### GIVEN TASK
Gather all lines with "datos" from the records.

### LISTED RECORDS
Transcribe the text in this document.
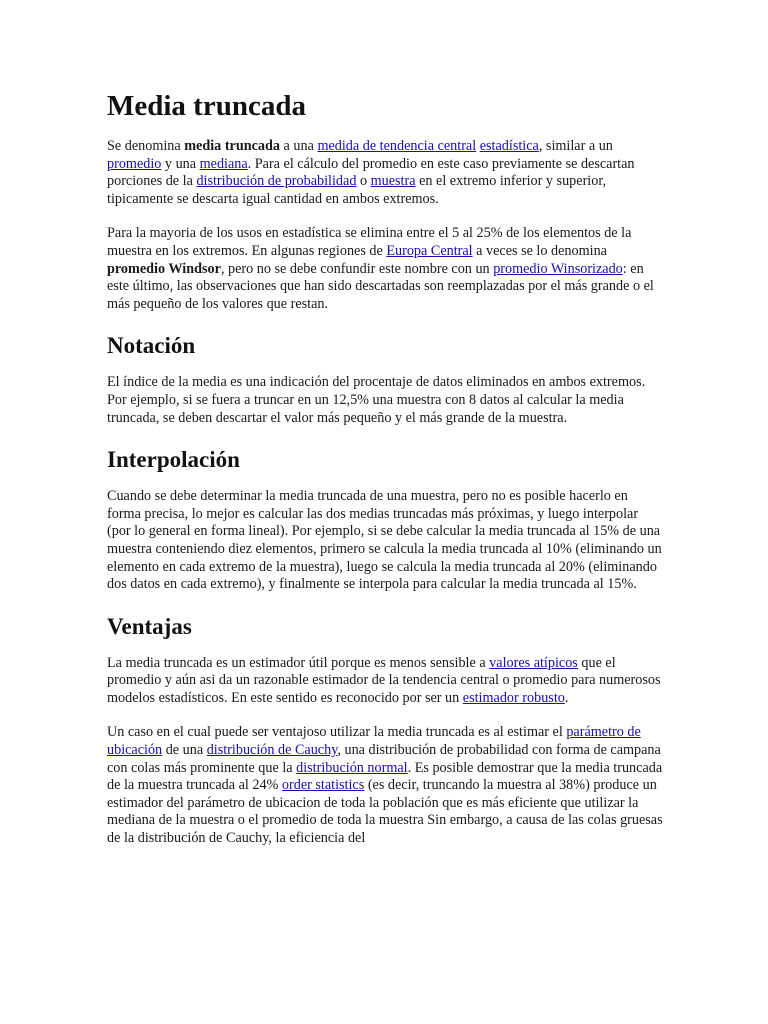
Media truncada

Se denomina media truncada a una medida de tendencia central estadística, similar a un promedio y una mediana. Para el cálculo del promedio en este caso previamente se descartan porciones de la distribución de probabilidad o muestra en el extremo inferior y superior, tipicamente se descarta igual cantidad en ambos extremos.

Para la mayoria de los usos en estadística se elimina entre el 5 al 25% de los elementos de la muestra en los extremos. En algunas regiones de Europa Central a veces se lo denomina promedio Windsor, pero no se debe confundir este nombre con un promedio Winsorizado: en este último, las observaciones que han sido descartadas son reemplazadas por el más grande o el más pequeño de los valores que restan.

Notación

El índice de la media es una indicación del procentaje de datos eliminados en ambos extremos. Por ejemplo, si se fuera a truncar en un 12,5% una muestra con 8 datos al calcular la media truncada, se deben descartar el valor más pequeño y el más grande de la muestra.

Interpolación

Cuando se debe determinar la media truncada de una muestra, pero no es posible hacerlo en forma precisa, lo mejor es calcular las dos medias truncadas más próximas, y luego interpolar (por lo general en forma lineal). Por ejemplo, si se debe calcular la media truncada al 15% de una muestra conteniendo diez elementos, primero se calcula la media truncada al 10% (eliminando un elemento en cada extremo de la muestra), luego se calcula la media truncada al 20% (eliminando dos datos en cada extremo), y finalmente se interpola para calcular la media truncada al 15%.

Ventajas

La media truncada es un estimador útil porque es menos sensible a valores atípicos que el promedio y aún asi da un razonable estimador de la tendencia central o promedio para numerosos modelos estadísticos. En este sentido es reconocido por ser un estimador robusto.

Un caso en el cual puede ser ventajoso utilizar la media truncada es al estimar el parámetro de ubicación de una distribución de Cauchy, una distribución de probabilidad con forma de campana con colas más prominente que la distribución normal. Es posible demostrar que la media truncada de la muestra truncada al 24% order statistics (es decir, truncando la muestra al 38%) produce un estimador del parámetro de ubicacion de toda la población que es más eficiente que utilizar la mediana de la muestra o el promedio de toda la muestra Sin embargo, a causa de las colas gruesas de la distribución de Cauchy, la eficiencia del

### SOLUTION
El índice de la media es una indicación del procentaje de datos eliminados en ambos extremos. Por ejemplo, si se fuera a truncar en un 12,5% una muestra con 8 datos al calcular la media truncada, se deben descartar el valor más pequeño y el más grande de la muestra.
Cuando se debe determinar la media truncada de una muestra, pero no es posible hacerlo en forma precisa, lo mejor es calcular las dos medias truncadas más próximas, y luego interpolar (por lo general en forma lineal). Por ejemplo, si se debe calcular la media truncada al 15% de una muestra conteniendo diez elementos, primero se calcula la media truncada al 10% (eliminando un elemento en cada extremo de la muestra), luego se calcula la media truncada al 20% (eliminando dos datos en cada extremo), y finalmente se interpola para calcular la media truncada al 15%.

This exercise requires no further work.